Some records
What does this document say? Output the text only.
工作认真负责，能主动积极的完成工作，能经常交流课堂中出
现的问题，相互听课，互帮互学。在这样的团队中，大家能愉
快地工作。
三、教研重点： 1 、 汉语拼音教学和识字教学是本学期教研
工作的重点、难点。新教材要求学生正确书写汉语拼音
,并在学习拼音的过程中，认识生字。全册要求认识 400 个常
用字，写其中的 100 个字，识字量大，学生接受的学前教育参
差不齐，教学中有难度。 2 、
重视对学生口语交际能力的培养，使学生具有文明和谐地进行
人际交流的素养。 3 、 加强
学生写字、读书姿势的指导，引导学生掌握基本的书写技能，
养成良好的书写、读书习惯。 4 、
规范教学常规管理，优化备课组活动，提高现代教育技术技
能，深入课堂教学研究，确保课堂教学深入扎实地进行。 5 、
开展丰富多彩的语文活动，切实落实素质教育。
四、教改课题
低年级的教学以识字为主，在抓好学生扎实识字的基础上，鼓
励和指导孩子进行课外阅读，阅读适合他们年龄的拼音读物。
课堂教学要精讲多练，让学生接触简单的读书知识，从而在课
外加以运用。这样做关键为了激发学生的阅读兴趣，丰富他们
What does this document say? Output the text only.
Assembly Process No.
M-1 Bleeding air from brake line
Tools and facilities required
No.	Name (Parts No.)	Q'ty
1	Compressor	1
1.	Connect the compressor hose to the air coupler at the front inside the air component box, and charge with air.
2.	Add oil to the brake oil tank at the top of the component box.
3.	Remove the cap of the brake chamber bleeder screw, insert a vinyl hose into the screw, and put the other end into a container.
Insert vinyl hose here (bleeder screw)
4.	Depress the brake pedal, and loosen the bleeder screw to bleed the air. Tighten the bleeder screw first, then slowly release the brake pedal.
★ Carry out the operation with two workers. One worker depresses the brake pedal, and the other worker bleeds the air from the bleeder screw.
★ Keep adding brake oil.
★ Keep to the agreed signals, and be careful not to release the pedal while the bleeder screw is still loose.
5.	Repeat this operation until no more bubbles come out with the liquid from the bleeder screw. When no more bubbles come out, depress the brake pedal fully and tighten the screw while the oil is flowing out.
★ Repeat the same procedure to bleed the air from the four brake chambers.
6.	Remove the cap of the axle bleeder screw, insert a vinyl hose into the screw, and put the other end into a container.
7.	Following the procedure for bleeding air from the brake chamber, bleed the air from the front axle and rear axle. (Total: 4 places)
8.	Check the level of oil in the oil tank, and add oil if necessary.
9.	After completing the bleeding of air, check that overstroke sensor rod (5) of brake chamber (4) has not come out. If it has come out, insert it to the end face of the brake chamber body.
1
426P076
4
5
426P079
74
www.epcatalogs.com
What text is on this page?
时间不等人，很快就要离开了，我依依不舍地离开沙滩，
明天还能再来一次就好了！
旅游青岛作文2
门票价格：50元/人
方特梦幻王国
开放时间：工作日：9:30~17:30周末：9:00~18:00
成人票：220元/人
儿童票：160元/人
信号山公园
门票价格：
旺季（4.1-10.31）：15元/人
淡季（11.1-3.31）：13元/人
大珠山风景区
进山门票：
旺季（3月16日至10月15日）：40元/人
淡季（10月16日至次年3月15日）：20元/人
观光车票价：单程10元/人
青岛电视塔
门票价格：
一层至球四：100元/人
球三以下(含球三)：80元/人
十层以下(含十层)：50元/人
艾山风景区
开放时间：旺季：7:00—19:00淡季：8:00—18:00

WORK TO BE COMPLETED
In the material above, find each line that contains the word "Keep", and select it.

THE SOLUTION
★ Keep adding brake oil.
★ Keep to the agreed signals, and be careful not to release the pedal while the bleeder screw is still loose.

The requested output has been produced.